● **Written exercise**:
Extract each line of the records below that contains the word "take".

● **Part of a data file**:
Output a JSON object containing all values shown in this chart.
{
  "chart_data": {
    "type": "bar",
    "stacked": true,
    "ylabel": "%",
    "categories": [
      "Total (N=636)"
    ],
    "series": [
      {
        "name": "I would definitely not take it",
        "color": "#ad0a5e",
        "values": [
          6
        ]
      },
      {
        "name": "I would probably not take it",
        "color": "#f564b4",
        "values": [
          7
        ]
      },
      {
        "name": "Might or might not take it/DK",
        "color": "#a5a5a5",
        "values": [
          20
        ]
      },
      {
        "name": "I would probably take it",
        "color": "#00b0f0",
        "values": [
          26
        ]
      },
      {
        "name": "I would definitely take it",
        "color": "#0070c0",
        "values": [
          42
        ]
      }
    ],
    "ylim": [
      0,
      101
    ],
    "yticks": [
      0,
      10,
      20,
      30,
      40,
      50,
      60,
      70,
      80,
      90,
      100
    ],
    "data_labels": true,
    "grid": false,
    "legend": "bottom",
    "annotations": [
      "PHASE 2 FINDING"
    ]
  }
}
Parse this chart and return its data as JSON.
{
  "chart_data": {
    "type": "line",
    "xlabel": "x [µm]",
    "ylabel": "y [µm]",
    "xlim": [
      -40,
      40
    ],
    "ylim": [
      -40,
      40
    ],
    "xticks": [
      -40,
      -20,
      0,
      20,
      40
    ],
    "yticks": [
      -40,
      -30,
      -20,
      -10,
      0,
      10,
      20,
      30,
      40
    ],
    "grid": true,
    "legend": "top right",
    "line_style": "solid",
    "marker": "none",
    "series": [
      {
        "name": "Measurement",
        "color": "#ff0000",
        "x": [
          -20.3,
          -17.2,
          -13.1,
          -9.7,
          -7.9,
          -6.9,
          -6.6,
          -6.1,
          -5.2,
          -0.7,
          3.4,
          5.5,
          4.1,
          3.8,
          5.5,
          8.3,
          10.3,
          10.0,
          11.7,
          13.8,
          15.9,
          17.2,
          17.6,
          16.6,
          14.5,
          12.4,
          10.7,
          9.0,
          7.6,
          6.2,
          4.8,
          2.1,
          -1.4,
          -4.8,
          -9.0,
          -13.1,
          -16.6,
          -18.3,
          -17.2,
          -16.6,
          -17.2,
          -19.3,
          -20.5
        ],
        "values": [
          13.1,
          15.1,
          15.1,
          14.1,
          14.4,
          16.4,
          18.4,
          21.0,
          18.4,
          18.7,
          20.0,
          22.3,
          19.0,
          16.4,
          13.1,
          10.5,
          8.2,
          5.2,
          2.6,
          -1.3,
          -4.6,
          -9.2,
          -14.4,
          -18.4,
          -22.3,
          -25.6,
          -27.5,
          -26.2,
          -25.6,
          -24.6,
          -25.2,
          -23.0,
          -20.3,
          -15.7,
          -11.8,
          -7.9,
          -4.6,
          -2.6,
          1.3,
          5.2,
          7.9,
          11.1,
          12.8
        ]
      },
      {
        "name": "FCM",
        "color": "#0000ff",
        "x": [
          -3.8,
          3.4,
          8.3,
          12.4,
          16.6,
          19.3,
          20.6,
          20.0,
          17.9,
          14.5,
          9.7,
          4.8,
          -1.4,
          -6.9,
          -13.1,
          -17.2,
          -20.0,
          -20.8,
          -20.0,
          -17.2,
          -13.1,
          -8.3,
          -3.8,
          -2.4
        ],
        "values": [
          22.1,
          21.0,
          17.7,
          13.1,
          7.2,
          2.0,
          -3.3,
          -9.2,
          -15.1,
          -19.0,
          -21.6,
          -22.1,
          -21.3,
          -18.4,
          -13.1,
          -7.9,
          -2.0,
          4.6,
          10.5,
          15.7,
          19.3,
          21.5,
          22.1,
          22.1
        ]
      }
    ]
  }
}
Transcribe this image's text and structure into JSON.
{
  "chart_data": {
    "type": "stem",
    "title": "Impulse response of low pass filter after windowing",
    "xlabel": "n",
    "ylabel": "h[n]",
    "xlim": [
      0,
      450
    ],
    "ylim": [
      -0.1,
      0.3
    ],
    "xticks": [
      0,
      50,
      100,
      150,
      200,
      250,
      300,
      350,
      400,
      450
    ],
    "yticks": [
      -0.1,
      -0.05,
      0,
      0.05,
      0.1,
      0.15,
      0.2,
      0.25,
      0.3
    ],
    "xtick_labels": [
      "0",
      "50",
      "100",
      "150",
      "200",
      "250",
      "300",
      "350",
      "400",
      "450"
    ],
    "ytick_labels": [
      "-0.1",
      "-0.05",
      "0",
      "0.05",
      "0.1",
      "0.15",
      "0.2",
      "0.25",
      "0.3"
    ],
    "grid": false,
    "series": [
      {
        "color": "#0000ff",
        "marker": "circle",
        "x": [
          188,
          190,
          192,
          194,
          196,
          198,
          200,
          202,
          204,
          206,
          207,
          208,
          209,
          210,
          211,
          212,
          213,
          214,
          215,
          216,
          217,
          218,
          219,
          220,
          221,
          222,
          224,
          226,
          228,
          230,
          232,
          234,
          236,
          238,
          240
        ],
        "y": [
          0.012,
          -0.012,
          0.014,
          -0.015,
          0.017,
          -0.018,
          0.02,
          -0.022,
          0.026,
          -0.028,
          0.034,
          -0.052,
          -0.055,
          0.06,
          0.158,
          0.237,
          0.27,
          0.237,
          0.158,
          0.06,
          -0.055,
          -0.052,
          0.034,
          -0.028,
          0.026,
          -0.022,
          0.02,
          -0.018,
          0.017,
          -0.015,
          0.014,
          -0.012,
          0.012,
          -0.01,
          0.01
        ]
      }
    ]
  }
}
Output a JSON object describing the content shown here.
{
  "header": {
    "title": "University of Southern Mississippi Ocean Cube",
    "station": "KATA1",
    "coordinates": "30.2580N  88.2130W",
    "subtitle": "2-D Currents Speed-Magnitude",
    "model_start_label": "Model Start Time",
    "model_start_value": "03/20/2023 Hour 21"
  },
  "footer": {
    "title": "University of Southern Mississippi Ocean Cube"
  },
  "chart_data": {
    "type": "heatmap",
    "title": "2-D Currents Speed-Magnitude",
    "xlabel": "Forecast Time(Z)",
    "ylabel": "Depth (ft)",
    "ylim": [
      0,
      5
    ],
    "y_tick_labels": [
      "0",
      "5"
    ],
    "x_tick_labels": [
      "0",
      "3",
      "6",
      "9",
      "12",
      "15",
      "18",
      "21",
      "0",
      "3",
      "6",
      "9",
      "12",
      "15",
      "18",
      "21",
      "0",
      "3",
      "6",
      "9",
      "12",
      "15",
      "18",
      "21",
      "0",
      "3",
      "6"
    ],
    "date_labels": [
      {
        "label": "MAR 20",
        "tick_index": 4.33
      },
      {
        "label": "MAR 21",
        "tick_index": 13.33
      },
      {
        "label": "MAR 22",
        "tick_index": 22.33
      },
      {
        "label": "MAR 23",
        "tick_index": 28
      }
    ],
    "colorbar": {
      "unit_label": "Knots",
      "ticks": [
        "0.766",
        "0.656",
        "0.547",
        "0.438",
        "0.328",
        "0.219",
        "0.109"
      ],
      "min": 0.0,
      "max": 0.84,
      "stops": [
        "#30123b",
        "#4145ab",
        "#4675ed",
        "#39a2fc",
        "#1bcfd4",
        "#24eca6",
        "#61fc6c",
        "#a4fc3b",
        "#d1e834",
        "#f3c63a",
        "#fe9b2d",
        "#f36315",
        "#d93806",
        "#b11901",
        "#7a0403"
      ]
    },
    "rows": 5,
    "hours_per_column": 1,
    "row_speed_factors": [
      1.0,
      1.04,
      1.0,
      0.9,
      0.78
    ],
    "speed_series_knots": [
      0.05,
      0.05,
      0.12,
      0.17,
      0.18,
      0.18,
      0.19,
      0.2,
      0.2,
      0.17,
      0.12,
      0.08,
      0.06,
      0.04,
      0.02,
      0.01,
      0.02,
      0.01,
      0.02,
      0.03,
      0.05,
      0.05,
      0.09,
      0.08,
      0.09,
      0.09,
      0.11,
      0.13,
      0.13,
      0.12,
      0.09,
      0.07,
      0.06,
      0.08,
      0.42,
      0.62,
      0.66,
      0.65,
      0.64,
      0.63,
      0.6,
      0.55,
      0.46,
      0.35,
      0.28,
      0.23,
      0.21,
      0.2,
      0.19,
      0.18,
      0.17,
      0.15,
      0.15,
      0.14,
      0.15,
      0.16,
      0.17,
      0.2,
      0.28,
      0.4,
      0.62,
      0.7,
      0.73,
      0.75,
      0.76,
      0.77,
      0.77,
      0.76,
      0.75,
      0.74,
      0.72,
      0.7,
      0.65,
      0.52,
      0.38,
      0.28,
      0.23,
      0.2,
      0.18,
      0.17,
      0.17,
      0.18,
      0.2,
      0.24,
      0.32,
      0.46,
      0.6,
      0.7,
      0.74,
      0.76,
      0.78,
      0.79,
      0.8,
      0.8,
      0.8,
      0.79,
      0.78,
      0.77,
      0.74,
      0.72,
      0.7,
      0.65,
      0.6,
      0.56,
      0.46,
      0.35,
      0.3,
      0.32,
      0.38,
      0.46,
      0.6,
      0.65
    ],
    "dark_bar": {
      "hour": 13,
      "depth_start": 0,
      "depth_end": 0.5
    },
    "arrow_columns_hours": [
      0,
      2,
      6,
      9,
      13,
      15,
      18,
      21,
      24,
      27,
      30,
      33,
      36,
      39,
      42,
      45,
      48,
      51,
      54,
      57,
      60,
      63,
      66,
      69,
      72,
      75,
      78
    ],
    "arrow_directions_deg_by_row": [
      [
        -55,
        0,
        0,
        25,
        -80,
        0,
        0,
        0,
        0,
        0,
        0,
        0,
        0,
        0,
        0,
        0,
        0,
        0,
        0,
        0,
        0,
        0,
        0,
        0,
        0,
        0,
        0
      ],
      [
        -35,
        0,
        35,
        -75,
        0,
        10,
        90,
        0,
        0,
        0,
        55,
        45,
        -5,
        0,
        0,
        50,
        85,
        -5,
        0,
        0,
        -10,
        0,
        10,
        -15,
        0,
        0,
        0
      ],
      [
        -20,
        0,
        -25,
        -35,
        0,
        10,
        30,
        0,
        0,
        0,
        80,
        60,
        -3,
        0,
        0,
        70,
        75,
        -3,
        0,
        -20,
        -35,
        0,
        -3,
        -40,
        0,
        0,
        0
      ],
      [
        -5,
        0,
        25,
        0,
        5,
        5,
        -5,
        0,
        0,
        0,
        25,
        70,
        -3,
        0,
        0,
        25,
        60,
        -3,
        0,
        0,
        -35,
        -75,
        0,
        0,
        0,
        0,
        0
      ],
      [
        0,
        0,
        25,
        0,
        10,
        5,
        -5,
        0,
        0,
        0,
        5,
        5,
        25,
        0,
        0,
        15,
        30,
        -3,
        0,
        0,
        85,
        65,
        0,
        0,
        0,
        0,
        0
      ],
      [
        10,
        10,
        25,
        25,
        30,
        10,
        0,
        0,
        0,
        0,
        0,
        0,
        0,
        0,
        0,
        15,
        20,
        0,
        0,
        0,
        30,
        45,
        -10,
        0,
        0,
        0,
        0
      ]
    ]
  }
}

● **Exercise output**:
        "name": "I would definitely not take it",
        "name": "I would probably not take it",
        "name": "Might or might not take it/DK",
        "name": "I would probably take it",
        "name": "I would definitely take it",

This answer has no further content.